---------- Materials provided ----------
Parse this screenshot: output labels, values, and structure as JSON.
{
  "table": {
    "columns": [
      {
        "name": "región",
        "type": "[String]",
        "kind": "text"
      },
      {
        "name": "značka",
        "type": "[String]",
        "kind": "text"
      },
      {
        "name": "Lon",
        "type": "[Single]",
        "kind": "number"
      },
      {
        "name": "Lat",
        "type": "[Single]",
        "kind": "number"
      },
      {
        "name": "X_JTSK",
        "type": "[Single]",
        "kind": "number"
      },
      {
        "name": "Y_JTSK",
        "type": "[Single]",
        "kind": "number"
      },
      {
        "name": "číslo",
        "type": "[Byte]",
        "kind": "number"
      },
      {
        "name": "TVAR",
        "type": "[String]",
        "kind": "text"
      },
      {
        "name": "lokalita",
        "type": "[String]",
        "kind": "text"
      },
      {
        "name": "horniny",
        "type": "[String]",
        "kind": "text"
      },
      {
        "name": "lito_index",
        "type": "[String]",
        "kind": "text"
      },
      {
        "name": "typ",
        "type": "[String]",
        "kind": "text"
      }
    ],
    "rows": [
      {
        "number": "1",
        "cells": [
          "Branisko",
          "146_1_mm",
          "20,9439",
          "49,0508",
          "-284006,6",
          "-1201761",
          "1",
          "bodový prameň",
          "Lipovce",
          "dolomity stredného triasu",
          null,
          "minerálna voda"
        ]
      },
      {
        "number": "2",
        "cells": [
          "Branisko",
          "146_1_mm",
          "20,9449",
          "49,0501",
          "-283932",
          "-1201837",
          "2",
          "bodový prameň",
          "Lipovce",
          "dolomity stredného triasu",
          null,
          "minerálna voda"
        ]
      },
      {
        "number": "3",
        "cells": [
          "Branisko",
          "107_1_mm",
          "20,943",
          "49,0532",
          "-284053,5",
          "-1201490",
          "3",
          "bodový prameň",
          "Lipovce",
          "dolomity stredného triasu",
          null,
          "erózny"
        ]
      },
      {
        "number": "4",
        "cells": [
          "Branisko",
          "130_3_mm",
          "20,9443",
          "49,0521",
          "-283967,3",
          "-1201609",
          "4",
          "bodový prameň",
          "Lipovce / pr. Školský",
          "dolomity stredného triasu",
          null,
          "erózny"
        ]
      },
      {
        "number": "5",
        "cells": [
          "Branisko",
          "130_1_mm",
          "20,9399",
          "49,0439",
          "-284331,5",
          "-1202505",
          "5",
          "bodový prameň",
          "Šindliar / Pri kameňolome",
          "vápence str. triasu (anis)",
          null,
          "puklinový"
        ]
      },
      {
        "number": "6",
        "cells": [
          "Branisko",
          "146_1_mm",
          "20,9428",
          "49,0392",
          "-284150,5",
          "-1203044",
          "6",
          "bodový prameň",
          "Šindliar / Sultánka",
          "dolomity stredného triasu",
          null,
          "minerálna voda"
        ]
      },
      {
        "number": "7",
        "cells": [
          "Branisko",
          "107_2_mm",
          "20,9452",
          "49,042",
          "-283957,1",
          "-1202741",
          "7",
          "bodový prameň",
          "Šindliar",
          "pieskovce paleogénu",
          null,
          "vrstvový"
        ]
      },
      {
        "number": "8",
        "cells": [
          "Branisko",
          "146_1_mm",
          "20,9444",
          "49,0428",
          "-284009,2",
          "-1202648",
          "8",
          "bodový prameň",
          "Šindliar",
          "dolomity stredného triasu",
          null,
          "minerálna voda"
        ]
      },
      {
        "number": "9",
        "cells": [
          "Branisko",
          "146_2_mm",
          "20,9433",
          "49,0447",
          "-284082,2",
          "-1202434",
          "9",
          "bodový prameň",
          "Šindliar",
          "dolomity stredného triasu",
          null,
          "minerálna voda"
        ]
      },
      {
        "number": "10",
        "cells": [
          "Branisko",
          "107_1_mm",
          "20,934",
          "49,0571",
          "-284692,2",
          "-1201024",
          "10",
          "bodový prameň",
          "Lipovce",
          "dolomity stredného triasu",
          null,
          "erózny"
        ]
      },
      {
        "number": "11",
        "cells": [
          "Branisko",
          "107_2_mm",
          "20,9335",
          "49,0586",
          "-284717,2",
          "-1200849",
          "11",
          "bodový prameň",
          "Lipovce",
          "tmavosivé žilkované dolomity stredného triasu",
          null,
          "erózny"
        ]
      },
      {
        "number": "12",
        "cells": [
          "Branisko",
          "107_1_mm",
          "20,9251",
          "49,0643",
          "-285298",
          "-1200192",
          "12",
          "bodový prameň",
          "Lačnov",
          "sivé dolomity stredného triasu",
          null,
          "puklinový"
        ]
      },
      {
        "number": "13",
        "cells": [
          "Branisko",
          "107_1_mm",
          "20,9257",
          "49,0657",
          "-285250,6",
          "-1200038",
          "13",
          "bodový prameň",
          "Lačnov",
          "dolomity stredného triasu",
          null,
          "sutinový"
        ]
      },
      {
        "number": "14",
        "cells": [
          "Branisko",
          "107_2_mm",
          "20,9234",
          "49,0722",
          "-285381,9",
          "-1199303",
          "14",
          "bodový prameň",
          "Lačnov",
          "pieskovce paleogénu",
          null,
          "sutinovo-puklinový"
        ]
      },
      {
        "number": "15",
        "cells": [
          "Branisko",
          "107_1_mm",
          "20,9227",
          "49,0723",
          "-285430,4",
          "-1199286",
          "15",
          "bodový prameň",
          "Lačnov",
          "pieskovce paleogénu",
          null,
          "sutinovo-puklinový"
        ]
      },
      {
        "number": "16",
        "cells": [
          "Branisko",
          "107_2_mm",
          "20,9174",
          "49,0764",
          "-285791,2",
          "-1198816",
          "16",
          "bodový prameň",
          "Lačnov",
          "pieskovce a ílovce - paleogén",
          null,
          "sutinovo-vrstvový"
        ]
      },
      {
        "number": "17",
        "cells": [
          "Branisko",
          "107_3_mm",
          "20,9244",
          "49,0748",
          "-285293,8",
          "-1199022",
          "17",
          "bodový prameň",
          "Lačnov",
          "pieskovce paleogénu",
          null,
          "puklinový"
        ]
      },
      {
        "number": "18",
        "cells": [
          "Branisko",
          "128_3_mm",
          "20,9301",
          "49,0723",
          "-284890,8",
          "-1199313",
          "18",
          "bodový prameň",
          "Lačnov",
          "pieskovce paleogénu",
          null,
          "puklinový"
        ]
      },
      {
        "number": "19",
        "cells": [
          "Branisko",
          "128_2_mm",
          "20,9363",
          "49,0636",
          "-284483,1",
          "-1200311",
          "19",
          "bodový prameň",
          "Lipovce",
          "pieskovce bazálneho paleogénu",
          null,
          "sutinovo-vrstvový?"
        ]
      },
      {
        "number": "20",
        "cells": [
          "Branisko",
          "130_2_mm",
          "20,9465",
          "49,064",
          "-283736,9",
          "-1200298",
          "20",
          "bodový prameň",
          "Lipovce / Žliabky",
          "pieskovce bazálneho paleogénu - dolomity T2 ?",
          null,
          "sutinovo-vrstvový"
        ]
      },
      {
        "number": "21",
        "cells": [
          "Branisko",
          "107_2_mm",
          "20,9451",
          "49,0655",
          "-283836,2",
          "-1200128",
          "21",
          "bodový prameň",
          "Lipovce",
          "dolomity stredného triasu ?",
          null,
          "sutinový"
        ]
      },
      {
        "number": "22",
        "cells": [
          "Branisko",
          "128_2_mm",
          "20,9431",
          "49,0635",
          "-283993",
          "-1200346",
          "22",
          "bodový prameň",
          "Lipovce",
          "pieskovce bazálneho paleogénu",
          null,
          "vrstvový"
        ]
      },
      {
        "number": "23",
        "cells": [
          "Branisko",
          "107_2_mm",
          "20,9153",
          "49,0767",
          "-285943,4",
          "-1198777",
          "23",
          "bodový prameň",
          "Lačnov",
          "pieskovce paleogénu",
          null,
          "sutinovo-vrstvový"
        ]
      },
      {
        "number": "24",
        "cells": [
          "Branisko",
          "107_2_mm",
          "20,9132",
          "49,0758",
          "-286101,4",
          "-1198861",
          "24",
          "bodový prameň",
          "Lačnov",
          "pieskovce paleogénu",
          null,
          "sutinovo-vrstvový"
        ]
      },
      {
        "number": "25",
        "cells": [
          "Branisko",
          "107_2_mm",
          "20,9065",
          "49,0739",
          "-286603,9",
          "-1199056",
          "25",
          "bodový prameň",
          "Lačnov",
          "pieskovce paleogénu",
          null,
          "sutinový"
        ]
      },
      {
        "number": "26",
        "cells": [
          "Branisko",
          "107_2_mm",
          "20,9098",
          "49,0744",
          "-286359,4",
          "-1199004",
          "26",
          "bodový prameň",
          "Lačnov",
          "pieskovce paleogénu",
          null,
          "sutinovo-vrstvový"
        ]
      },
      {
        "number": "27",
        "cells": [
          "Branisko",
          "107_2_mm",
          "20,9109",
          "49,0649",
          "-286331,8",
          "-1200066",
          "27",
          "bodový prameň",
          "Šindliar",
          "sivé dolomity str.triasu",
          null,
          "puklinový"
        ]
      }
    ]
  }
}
----------
**What is being asked**
What is the number of lines holding the word "name"? State it alone.

**Reply to the task**
12